• [DO THIS] Set out the entries from the first line up to and including the line with "exoplanet-point [898,559,921,582]" as a Markdown table. Use the columns Row and Text, put a row number beside each line, and skip any blank lines.
##############################
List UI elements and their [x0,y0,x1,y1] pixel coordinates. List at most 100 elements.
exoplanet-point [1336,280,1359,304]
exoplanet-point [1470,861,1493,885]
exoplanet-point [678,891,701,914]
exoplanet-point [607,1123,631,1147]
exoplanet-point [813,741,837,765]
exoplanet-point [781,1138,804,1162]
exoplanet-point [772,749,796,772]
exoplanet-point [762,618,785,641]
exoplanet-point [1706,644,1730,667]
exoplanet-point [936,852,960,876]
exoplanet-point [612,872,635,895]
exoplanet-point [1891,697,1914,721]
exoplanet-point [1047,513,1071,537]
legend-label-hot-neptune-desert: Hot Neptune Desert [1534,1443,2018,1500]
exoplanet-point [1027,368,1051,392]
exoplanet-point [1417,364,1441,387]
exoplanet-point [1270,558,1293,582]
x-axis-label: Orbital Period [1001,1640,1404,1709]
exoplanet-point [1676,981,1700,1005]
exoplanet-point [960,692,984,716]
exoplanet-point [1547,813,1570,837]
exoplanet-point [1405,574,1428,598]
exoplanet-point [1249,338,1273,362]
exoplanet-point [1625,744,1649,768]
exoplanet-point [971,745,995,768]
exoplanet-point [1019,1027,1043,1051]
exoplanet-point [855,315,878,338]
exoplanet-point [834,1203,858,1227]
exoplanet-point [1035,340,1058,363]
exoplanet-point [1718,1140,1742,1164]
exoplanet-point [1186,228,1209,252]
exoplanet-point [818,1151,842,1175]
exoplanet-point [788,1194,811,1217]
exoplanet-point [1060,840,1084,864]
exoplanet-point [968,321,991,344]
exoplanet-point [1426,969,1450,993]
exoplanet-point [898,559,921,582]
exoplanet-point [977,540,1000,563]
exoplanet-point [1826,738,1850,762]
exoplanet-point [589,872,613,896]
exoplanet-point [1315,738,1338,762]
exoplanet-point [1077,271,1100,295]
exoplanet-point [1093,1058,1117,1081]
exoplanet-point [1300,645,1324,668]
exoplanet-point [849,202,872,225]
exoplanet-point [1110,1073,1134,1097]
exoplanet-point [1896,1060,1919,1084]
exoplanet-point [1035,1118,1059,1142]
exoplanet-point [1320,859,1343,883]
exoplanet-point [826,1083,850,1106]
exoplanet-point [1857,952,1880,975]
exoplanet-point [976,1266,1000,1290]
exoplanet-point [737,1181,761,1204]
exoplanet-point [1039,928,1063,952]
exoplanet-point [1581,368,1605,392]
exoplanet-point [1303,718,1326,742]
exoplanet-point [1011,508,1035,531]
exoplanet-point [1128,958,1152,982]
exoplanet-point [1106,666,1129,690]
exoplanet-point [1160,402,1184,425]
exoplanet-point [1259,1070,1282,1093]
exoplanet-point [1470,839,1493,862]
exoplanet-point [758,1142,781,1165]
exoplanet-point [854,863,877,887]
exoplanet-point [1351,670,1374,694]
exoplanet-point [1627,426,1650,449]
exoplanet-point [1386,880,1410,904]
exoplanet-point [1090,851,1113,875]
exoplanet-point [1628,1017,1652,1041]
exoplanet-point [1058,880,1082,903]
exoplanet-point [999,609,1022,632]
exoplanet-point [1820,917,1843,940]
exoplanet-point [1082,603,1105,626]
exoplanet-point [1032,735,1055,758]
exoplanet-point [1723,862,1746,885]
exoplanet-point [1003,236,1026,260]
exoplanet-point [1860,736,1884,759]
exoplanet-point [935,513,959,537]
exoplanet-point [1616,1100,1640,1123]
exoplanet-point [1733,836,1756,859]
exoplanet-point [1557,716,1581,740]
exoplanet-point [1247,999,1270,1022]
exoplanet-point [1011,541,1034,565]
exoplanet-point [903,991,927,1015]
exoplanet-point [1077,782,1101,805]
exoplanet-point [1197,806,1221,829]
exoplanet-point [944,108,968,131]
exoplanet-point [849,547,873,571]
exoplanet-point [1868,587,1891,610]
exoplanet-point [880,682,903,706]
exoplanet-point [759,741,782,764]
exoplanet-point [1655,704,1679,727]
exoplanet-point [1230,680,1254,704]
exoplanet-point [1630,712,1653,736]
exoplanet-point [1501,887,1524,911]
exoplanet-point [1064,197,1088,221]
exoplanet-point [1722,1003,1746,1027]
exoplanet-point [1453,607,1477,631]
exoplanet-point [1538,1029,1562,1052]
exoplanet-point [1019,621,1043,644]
##############################
• [TASK OUTPUT]
| Row | Text |
|---|---|
| 1 | List UI elements and their [x0,y0,x1,y1] pixel coordinates. List at most 100 elements. |
| 2 | exoplanet-point [1336,280,1359,304] |
| 3 | exoplanet-point [1470,861,1493,885] |
| 4 | exoplanet-point [678,891,701,914] |
| 5 | exoplanet-point [607,1123,631,1147] |
| 6 | exoplanet-point [813,741,837,765] |
| 7 | exoplanet-point [781,1138,804,1162] |
| 8 | exoplanet-point [772,749,796,772] |
| 9 | exoplanet-point [762,618,785,641] |
| 10 | exoplanet-point [1706,644,1730,667] |
| 11 | exoplanet-point [936,852,960,876] |
| 12 | exoplanet-point [612,872,635,895] |
| 13 | exoplanet-point [1891,697,1914,721] |
| 14 | exoplanet-point [1047,513,1071,537] |
| 15 | legend-label-hot-neptune-desert: Hot Neptune Desert [1534,1443,2018,1500] |
| 16 | exoplanet-point [1027,368,1051,392] |
| 17 | exoplanet-point [1417,364,1441,387] |
| 18 | exoplanet-point [1270,558,1293,582] |
| 19 | x-axis-label: Orbital Period [1001,1640,1404,1709] |
| 20 | exoplanet-point [1676,981,1700,1005] |
| 21 | exoplanet-point [960,692,984,716] |
| 22 | exoplanet-point [1547,813,1570,837] |
| 23 | exoplanet-point [1405,574,1428,598] |
| 24 | exoplanet-point [1249,338,1273,362] |
| 25 | exoplanet-point [1625,744,1649,768] |
| 26 | exoplanet-point [971,745,995,768] |
| 27 | exoplanet-point [1019,1027,1043,1051] |
| 28 | exoplanet-point [855,315,878,338] |
| 29 | exoplanet-point [834,1203,858,1227] |
| 30 | exoplanet-point [1035,340,1058,363] |
| 31 | exoplanet-point [1718,1140,1742,1164] |
| 32 | exoplanet-point [1186,228,1209,252] |
| 33 | exoplanet-point [818,1151,842,1175] |
| 34 | exoplanet-point [788,1194,811,1217] |
| 35 | exoplanet-point [1060,840,1084,864] |
| 36 | exoplanet-point [968,321,991,344] |
| 37 | exoplanet-point [1426,969,1450,993] |
| 38 | exoplanet-point [898,559,921,582] |